What to produce>
Repeat, exactly and completely, the entries shown underneath.
* Begin *
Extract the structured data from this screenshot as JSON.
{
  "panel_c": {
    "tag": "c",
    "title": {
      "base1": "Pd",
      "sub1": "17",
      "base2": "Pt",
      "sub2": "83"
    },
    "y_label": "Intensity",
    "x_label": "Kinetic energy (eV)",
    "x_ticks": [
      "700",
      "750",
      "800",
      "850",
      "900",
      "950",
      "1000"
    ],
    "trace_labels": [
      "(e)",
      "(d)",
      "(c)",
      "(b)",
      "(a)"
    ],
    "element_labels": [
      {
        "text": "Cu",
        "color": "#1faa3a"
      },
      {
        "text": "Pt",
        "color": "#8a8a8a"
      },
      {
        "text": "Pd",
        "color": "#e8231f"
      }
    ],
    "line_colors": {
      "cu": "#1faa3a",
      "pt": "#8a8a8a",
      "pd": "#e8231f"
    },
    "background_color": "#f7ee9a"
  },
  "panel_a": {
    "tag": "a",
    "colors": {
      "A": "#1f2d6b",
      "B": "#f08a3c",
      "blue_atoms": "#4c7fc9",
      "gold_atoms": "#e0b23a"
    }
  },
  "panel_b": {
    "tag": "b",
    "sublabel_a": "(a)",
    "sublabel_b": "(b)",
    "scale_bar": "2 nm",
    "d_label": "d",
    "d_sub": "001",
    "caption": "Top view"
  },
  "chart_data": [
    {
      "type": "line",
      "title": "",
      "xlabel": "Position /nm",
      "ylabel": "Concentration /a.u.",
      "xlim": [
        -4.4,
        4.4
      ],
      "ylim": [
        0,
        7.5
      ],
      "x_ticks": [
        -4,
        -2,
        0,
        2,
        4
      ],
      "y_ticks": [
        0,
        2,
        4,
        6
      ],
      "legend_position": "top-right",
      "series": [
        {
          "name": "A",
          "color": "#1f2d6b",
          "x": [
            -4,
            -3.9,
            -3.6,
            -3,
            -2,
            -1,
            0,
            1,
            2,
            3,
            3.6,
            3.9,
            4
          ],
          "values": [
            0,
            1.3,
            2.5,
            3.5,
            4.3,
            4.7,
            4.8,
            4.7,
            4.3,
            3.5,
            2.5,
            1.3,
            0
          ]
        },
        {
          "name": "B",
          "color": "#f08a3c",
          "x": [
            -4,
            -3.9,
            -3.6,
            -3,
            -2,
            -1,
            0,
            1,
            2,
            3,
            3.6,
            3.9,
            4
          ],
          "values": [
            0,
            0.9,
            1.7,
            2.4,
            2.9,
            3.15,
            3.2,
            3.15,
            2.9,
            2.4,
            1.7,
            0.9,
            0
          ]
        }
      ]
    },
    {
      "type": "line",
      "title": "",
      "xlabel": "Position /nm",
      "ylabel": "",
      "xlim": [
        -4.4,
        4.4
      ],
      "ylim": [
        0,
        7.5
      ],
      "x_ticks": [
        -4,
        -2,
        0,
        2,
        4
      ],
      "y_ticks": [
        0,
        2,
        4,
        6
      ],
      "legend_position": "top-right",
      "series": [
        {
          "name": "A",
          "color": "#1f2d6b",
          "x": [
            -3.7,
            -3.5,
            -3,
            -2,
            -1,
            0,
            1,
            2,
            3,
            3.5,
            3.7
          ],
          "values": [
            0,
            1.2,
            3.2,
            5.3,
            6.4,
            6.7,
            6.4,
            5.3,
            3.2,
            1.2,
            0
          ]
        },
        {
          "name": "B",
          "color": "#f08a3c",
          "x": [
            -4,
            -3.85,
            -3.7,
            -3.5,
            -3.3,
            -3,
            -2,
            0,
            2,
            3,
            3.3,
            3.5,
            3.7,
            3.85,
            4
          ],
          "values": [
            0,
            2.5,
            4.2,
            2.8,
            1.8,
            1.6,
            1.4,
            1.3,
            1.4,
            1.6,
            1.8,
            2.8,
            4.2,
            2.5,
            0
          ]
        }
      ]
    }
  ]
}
* End *
Finished exercise>
Extract the structured data from this screenshot as JSON.
{
  "panel_c": {
    "tag": "c",
    "title": {
      "base1": "Pd",
      "sub1": "17",
      "base2": "Pt",
      "sub2": "83"
    },
    "y_label": "Intensity",
    "x_label": "Kinetic energy (eV)",
    "x_ticks": [
      "700",
      "750",
      "800",
      "850",
      "900",
      "950",
      "1000"
    ],
    "trace_labels": [
      "(e)",
      "(d)",
      "(c)",
      "(b)",
      "(a)"
    ],
    "element_labels": [
      {
        "text": "Cu",
        "color": "#1faa3a"
      },
      {
        "text": "Pt",
        "color": "#8a8a8a"
      },
      {
        "text": "Pd",
        "color": "#e8231f"
      }
    ],
    "line_colors": {
      "cu": "#1faa3a",
      "pt": "#8a8a8a",
      "pd": "#e8231f"
    },
    "background_color": "#f7ee9a"
  },
  "panel_a": {
    "tag": "a",
    "colors": {
      "A": "#1f2d6b",
      "B": "#f08a3c",
      "blue_atoms": "#4c7fc9",
      "gold_atoms": "#e0b23a"
    }
  },
  "panel_b": {
    "tag": "b",
    "sublabel_a": "(a)",
    "sublabel_b": "(b)",
    "scale_bar": "2 nm",
    "d_label": "d",
    "d_sub": "001",
    "caption": "Top view"
  },
  "chart_data": [
    {
      "type": "line",
      "title": "",
      "xlabel": "Position /nm",
      "ylabel": "Concentration /a.u.",
      "xlim": [
        -4.4,
        4.4
      ],
      "ylim": [
        0,
        7.5
      ],
      "x_ticks": [
        -4,
        -2,
        0,
        2,
        4
      ],
      "y_ticks": [
        0,
        2,
        4,
        6
      ],
      "legend_position": "top-right",
      "series": [
        {
          "name": "A",
          "color": "#1f2d6b",
          "x": [
            -4,
            -3.9,
            -3.6,
            -3,
            -2,
            -1,
            0,
            1,
            2,
            3,
            3.6,
            3.9,
            4
          ],
          "values": [
            0,
            1.3,
            2.5,
            3.5,
            4.3,
            4.7,
            4.8,
            4.7,
            4.3,
            3.5,
            2.5,
            1.3,
            0
          ]
        },
        {
          "name": "B",
          "color": "#f08a3c",
          "x": [
            -4,
            -3.9,
            -3.6,
            -3,
            -2,
            -1,
            0,
            1,
            2,
            3,
            3.6,
            3.9,
            4
          ],
          "values": [
            0,
            0.9,
            1.7,
            2.4,
            2.9,
            3.15,
            3.2,
            3.15,
            2.9,
            2.4,
            1.7,
            0.9,
            0
          ]
        }
      ]
    },
    {
      "type": "line",
      "title": "",
      "xlabel": "Position /nm",
      "ylabel": "",
      "xlim": [
        -4.4,
        4.4
      ],
      "ylim": [
        0,
        7.5
      ],
      "x_ticks": [
        -4,
        -2,
        0,
        2,
        4
      ],
      "y_ticks": [
        0,
        2,
        4,
        6
      ],
      "legend_position": "top-right",
      "series": [
        {
          "name": "A",
          "color": "#1f2d6b",
          "x": [
            -3.7,
            -3.5,
            -3,
            -2,
            -1,
            0,
            1,
            2,
            3,
            3.5,
            3.7
          ],
          "values": [
            0,
            1.2,
            3.2,
            5.3,
            6.4,
            6.7,
            6.4,
            5.3,
            3.2,
            1.2,
            0
          ]
        },
        {
          "name": "B",
          "color": "#f08a3c",
          "x": [
            -4,
            -3.85,
            -3.7,
            -3.5,
            -3.3,
            -3,
            -2,
            0,
            2,
            3,
            3.3,
            3.5,
            3.7,
            3.85,
            4
          ],
          "values": [
            0,
            2.5,
            4.2,
            2.8,
            1.8,
            1.6,
            1.4,
            1.3,
            1.4,
            1.6,
            1.8,
            2.8,
            4.2,
            2.5,
            0
          ]
        }
      ]
    }
  ]
}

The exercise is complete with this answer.